■ **Given instruction**: Transcribe each record below word for word.

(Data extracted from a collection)
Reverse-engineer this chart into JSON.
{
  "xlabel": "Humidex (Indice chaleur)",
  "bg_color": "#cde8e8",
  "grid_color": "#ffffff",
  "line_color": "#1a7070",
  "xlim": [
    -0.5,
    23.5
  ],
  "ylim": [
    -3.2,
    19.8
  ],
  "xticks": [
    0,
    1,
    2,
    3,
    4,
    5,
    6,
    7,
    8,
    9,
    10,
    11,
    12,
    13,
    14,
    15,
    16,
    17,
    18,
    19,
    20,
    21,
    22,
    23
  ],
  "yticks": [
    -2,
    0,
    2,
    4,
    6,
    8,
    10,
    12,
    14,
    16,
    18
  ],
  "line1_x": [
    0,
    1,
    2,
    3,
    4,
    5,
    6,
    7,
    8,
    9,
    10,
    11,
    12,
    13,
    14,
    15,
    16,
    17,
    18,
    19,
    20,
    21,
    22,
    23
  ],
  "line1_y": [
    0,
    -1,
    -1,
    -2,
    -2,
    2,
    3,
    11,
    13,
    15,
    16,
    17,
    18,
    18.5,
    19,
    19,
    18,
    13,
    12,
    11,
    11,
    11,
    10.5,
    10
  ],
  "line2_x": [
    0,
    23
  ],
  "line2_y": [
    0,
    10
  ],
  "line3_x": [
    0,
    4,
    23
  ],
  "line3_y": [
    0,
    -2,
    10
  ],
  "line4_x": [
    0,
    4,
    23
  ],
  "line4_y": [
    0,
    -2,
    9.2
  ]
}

■ **Solution to this problem**:
Reverse-engineer this chart into JSON.
{
  "xlabel": "Humidex (Indice chaleur)",
  "bg_color": "#cde8e8",
  "grid_color": "#ffffff",
  "line_color": "#1a7070",
  "xlim": [
    -0.5,
    23.5
  ],
  "ylim": [
    -3.2,
    19.8
  ],
  "xticks": [
    0,
    1,
    2,
    3,
    4,
    5,
    6,
    7,
    8,
    9,
    10,
    11,
    12,
    13,
    14,
    15,
    16,
    17,
    18,
    19,
    20,
    21,
    22,
    23
  ],
  "yticks": [
    -2,
    0,
    2,
    4,
    6,
    8,
    10,
    12,
    14,
    16,
    18
  ],
  "line1_x": [
    0,
    1,
    2,
    3,
    4,
    5,
    6,
    7,
    8,
    9,
    10,
    11,
    12,
    13,
    14,
    15,
    16,
    17,
    18,
    19,
    20,
    21,
    22,
    23
  ],
  "line1_y": [
    0,
    -1,
    -1,
    -2,
    -2,
    2,
    3,
    11,
    13,
    15,
    16,
    17,
    18,
    18.5,
    19,
    19,
    18,
    13,
    12,
    11,
    11,
    11,
    10.5,
    10
  ],
  "line2_x": [
    0,
    23
  ],
  "line2_y": [
    0,
    10
  ],
  "line3_x": [
    0,
    4,
    23
  ],
  "line3_y": [
    0,
    -2,
    10
  ],
  "line4_x": [
    0,
    4,
    23
  ],
  "line4_y": [
    0,
    -2,
    9.2
  ]
}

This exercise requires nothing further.